- [WHAT YOU WILL DO] Omit the pictures and output every entry below exactly as written.

-=-=-

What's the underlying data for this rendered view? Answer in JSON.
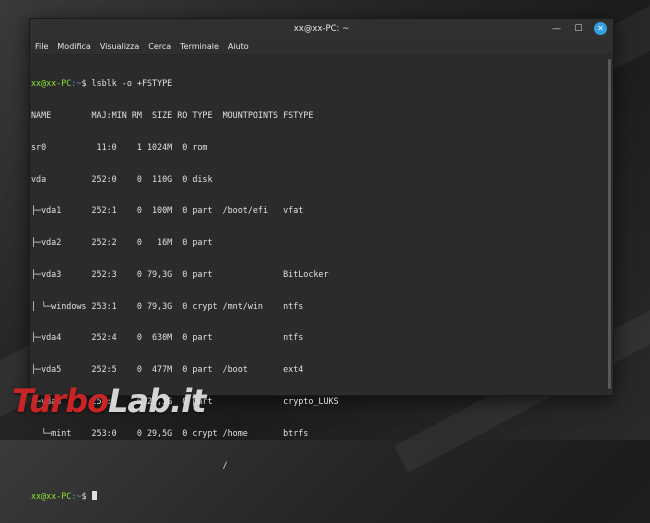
{
  "window": {
    "title": "xx@xx-PC: ~"
  },
  "menu": [
    "File",
    "Modifica",
    "Visualizza",
    "Cerca",
    "Terminale",
    "Aiuto"
  ],
  "terminal": {
    "prompt_user": "xx@xx-PC",
    "prompt_path": ":~",
    "prompt_symbol": "$",
    "command": " lsblk -o +FSTYPE",
    "output": [
      "NAME        MAJ:MIN RM  SIZE RO TYPE  MOUNTPOINTS FSTYPE",
      "sr0          11:0    1 1024M  0 rom",
      "vda         252:0    0  110G  0 disk",
      "├─vda1      252:1    0  100M  0 part  /boot/efi   vfat",
      "├─vda2      252:2    0   16M  0 part",
      "├─vda3      252:3    0 79,3G  0 part              BitLocker",
      "│ └─windows 253:1    0 79,3G  0 crypt /mnt/win    ntfs",
      "├─vda4      252:4    0  630M  0 part              ntfs",
      "├─vda5      252:5    0  477M  0 part  /boot       ext4",
      "└─vda6      252:6    0 29,5G  0 part              crypto_LUKS",
      "  └─mint    253:0    0 29,5G  0 crypt /home       btrfs",
      "                                      /"
    ]
  },
  "watermark": {
    "part1": "Turbo",
    "part2": "Lab.it"
  }
}
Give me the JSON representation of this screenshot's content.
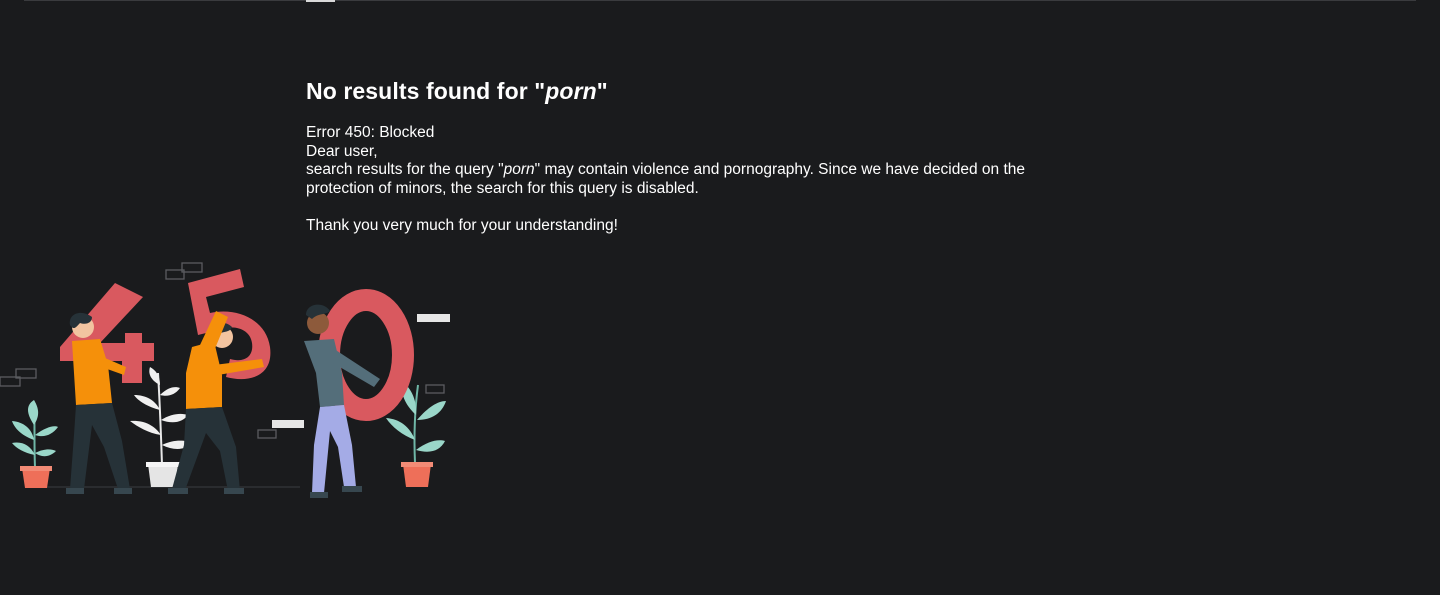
{
  "page": {
    "title_prefix": "No results found for \"",
    "query": "porn",
    "title_suffix": "\"",
    "error_line": "Error 450: Blocked",
    "greeting": "Dear user,",
    "msg_part1": "search results for the query \"",
    "msg_query": "porn",
    "msg_part2": "\" may contain violence and pornography. Since we have decided on the",
    "msg_line2": "protection of minors, the search for this query is disabled.",
    "thanks": "Thank you very much for your understanding!"
  },
  "colors": {
    "background": "#1a1b1d",
    "text": "#ffffff",
    "digit_red": "#d9595f",
    "shirt_orange": "#f5900a",
    "pants_dark": "#263238",
    "pants_lavender": "#a4abe6",
    "plant_green": "#9ad7c9",
    "pot_coral": "#ee6f59"
  },
  "illustration": {
    "icon": "error-450-people-carrying-digits-illustration"
  }
}
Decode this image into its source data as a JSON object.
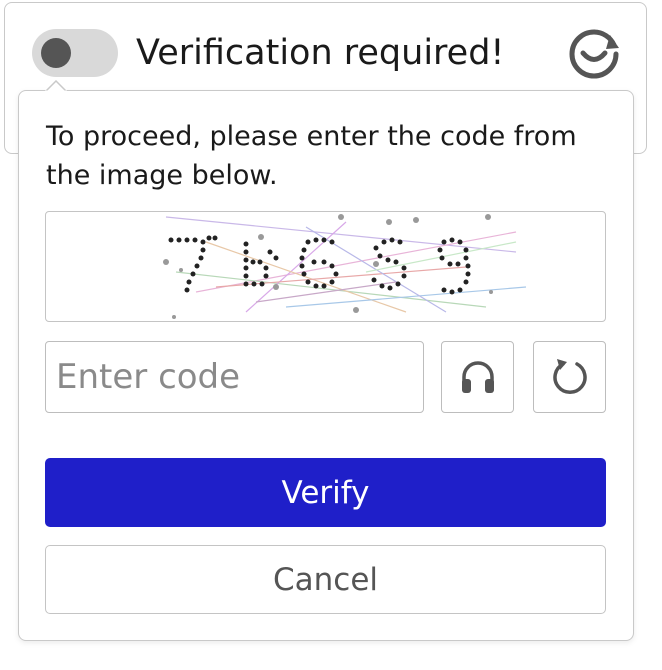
{
  "header": {
    "title": "Verification required!",
    "logo_icon": "captcha-refresh-logo-icon",
    "toggle_icon": "toggle-switch-icon"
  },
  "popup": {
    "instructions": "To proceed, please enter the code from the image below.",
    "captcha_image": "captcha-image",
    "input": {
      "value": "",
      "placeholder": "Enter code"
    },
    "audio_button_icon": "headphones-icon",
    "reload_button_icon": "reload-icon",
    "verify_label": "Verify",
    "cancel_label": "Cancel"
  },
  "colors": {
    "verify_bg": "#1f1fc9",
    "verify_text": "#ffffff",
    "border": "#c9c9c9",
    "toggle_track": "#d9d9d9",
    "toggle_knob": "#555555",
    "icon": "#555555"
  }
}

-=-=-

- [TASK ANSWER]
What's the underlying data for this rendered view? Answer in JSON.
{
  "window": {
    "title": "xx@xx-PC: ~"
  },
  "menu": [
    "File",
    "Modifica",
    "Visualizza",
    "Cerca",
    "Terminale",
    "Aiuto"
  ],
  "terminal": {
    "prompt_user": "xx@xx-PC",
    "prompt_path": ":~",
    "prompt_symbol": "$",
    "command": " lsblk -o +FSTYPE",
    "output": [
      "NAME        MAJ:MIN RM  SIZE RO TYPE  MOUNTPOINTS FSTYPE",
      "sr0          11:0    1 1024M  0 rom",
      "vda         252:0    0  110G  0 disk",
      "├─vda1      252:1    0  100M  0 part  /boot/efi   vfat",
      "├─vda2      252:2    0   16M  0 part",
      "├─vda3      252:3    0 79,3G  0 part              BitLocker",
      "│ └─windows 253:1    0 79,3G  0 crypt /mnt/win    ntfs",
      "├─vda4      252:4    0  630M  0 part              ntfs",
      "├─vda5      252:5    0  477M  0 part  /boot       ext4",
      "└─vda6      252:6    0 29,5G  0 part              crypto_LUKS",
      "  └─mint    253:0    0 29,5G  0 crypt /home       btrfs",
      "                                      /"
    ]
  },
  "watermark": {
    "part1": "Turbo",
    "part2": "Lab.it"
  }
}
Give me the JSON representation of this screenshot's content.
{
  "page": {
    "title_prefix": "No results found for \"",
    "query": "porn",
    "title_suffix": "\"",
    "error_line": "Error 450: Blocked",
    "greeting": "Dear user,",
    "msg_part1": "search results for the query \"",
    "msg_query": "porn",
    "msg_part2": "\" may contain violence and pornography. Since we have decided on the",
    "msg_line2": "protection of minors, the search for this query is disabled.",
    "thanks": "Thank you very much for your understanding!"
  },
  "colors": {
    "background": "#1a1b1d",
    "text": "#ffffff",
    "digit_red": "#d9595f",
    "shirt_orange": "#f5900a",
    "pants_dark": "#263238",
    "pants_lavender": "#a4abe6",
    "plant_green": "#9ad7c9",
    "pot_coral": "#ee6f59"
  },
  "illustration": {
    "icon": "error-450-people-carrying-digits-illustration"
  }
}
Decode this image into its source data as a JSON object.
{
  "header": {
    "title": "Verification required!",
    "logo_icon": "captcha-refresh-logo-icon",
    "toggle_icon": "toggle-switch-icon"
  },
  "popup": {
    "instructions": "To proceed, please enter the code from the image below.",
    "captcha_image": "captcha-image",
    "input": {
      "value": "",
      "placeholder": "Enter code"
    },
    "audio_button_icon": "headphones-icon",
    "reload_button_icon": "reload-icon",
    "verify_label": "Verify",
    "cancel_label": "Cancel"
  },
  "colors": {
    "verify_bg": "#1f1fc9",
    "verify_text": "#ffffff",
    "border": "#c9c9c9",
    "toggle_track": "#d9d9d9",
    "toggle_knob": "#555555",
    "icon": "#555555"
  }
}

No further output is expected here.